__DO THIS__
Filter the records for lines holding the string "limited".

__DATASET RECORDS__
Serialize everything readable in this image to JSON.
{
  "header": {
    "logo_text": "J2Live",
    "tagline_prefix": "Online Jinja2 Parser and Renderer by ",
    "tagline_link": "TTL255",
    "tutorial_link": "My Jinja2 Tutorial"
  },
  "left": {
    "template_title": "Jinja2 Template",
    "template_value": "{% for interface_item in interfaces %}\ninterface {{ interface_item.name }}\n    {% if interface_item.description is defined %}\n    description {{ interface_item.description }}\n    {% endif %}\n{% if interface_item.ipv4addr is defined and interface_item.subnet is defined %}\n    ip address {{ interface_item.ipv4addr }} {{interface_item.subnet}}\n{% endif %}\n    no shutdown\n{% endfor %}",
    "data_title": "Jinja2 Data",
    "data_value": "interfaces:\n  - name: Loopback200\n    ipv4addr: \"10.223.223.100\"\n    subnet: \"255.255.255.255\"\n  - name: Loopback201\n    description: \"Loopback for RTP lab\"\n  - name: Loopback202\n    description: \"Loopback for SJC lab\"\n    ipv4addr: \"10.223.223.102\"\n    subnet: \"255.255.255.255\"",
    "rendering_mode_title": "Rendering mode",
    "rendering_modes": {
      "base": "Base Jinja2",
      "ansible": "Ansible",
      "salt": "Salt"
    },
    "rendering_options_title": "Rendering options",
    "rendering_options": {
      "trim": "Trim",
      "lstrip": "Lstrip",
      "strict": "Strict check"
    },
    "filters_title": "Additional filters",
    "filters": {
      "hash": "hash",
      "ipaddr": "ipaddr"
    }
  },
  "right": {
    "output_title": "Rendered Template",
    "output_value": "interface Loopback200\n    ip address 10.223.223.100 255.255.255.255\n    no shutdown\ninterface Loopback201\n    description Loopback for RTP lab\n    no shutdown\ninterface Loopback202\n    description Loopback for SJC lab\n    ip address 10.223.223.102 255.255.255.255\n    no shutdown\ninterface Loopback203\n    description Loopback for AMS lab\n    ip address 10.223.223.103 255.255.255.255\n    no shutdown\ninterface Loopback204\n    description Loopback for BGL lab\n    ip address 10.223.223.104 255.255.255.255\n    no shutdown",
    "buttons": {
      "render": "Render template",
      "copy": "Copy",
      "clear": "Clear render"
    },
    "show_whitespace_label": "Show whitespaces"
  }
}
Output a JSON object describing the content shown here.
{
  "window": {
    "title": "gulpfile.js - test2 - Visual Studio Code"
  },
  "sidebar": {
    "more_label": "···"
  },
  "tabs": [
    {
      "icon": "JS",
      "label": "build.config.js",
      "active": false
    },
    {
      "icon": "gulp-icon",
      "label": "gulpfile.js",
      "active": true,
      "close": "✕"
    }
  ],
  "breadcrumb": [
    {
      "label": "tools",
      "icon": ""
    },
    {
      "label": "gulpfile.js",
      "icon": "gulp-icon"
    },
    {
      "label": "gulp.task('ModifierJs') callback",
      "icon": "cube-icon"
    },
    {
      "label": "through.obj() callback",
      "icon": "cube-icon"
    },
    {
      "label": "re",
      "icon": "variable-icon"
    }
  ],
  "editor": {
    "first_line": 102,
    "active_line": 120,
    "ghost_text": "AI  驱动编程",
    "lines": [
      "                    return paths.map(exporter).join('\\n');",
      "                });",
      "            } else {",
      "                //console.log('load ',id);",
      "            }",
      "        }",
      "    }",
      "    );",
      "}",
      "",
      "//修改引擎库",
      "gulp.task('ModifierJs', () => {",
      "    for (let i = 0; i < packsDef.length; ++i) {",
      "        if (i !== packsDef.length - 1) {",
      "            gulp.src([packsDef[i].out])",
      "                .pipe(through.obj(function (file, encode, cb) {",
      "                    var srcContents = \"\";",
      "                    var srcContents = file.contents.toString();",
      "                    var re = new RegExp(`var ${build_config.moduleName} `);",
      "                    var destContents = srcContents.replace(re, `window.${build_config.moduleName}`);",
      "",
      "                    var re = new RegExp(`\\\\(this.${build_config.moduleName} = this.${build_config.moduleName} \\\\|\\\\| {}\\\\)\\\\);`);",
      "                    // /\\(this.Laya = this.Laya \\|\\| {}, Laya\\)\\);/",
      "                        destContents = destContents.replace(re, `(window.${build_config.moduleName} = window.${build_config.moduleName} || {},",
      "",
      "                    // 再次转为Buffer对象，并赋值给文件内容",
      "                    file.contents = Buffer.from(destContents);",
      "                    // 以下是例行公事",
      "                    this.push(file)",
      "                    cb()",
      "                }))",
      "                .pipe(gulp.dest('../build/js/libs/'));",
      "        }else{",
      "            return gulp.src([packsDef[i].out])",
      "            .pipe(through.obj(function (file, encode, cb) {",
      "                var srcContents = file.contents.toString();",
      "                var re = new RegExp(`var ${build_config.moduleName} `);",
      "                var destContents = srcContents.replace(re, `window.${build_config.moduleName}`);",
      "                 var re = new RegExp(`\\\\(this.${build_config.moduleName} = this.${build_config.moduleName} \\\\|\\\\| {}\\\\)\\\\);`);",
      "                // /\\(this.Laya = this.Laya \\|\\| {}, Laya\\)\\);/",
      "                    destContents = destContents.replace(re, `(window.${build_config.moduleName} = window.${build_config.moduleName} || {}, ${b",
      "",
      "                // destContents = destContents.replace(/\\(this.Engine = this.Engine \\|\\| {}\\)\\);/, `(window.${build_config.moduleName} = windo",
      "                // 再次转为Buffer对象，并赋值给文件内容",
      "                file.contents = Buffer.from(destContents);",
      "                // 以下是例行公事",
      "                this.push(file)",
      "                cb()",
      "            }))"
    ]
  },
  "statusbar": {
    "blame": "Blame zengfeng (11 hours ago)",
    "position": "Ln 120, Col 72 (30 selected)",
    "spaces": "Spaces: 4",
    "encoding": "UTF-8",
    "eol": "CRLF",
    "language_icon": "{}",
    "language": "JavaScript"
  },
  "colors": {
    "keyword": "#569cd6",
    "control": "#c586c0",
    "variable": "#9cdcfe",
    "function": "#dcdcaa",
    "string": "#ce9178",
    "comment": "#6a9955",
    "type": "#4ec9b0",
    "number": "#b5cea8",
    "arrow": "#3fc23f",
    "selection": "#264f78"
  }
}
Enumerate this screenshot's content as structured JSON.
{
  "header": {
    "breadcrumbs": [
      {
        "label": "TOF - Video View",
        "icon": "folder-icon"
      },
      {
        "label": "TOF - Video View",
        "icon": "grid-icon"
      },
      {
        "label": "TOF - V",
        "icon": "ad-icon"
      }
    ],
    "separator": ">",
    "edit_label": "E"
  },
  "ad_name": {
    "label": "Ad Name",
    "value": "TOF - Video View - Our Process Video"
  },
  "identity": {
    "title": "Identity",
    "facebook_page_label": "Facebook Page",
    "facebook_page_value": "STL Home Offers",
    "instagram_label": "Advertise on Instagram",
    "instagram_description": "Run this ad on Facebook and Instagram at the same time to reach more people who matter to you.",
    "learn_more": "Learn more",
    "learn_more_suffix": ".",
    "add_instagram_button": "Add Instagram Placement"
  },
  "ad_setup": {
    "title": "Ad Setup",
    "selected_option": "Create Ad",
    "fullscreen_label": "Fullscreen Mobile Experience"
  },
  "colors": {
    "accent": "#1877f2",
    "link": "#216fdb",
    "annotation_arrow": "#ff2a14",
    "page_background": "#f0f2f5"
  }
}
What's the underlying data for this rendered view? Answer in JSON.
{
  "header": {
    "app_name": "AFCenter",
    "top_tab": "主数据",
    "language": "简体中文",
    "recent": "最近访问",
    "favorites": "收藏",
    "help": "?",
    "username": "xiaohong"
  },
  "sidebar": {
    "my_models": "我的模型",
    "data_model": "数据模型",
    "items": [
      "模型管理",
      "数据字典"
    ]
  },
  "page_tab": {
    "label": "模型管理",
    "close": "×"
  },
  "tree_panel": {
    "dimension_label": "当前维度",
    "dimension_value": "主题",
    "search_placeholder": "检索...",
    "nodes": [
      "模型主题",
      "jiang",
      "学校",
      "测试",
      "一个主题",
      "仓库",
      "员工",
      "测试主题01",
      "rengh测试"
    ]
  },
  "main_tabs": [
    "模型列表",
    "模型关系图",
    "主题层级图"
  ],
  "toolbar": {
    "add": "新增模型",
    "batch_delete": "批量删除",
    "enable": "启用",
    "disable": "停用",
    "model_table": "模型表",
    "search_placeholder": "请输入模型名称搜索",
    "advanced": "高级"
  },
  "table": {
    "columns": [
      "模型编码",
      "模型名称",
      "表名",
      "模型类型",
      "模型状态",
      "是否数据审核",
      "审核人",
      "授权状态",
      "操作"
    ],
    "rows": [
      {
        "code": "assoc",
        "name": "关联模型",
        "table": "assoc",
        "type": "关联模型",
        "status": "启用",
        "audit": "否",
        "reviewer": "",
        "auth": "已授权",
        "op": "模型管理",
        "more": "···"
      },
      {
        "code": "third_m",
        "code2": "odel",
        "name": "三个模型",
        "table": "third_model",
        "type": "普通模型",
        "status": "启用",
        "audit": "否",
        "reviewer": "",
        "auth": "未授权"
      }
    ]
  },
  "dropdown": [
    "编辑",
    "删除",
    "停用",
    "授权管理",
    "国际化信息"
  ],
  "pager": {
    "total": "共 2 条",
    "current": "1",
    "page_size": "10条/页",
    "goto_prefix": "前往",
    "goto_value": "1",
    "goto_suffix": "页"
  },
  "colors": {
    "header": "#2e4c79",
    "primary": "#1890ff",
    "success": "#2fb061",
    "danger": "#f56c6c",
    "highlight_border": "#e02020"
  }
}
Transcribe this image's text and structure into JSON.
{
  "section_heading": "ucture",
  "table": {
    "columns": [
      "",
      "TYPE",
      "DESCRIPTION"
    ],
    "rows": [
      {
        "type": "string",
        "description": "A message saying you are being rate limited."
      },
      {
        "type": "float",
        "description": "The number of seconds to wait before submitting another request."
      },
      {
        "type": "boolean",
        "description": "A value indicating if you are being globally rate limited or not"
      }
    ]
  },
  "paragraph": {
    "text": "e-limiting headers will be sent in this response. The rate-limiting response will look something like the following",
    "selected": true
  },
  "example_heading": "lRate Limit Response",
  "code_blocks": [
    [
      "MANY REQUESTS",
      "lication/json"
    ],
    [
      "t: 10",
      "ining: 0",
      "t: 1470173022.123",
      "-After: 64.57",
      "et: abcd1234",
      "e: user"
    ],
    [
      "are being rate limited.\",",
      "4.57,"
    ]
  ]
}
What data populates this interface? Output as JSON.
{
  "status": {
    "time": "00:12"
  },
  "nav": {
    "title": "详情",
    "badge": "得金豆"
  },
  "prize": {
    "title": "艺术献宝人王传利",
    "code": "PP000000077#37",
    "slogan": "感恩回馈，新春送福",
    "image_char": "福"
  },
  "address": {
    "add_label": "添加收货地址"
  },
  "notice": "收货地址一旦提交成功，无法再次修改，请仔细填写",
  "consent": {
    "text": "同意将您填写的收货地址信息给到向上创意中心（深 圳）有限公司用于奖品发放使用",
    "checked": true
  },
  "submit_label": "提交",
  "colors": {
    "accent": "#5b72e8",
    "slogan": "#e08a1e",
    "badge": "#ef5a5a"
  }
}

__TASK RESPONSE__
        "description": "A message saying you are being rate limited."
        "description": "A value indicating if you are being globally rate limited or not"
      "are being rate limited.\",",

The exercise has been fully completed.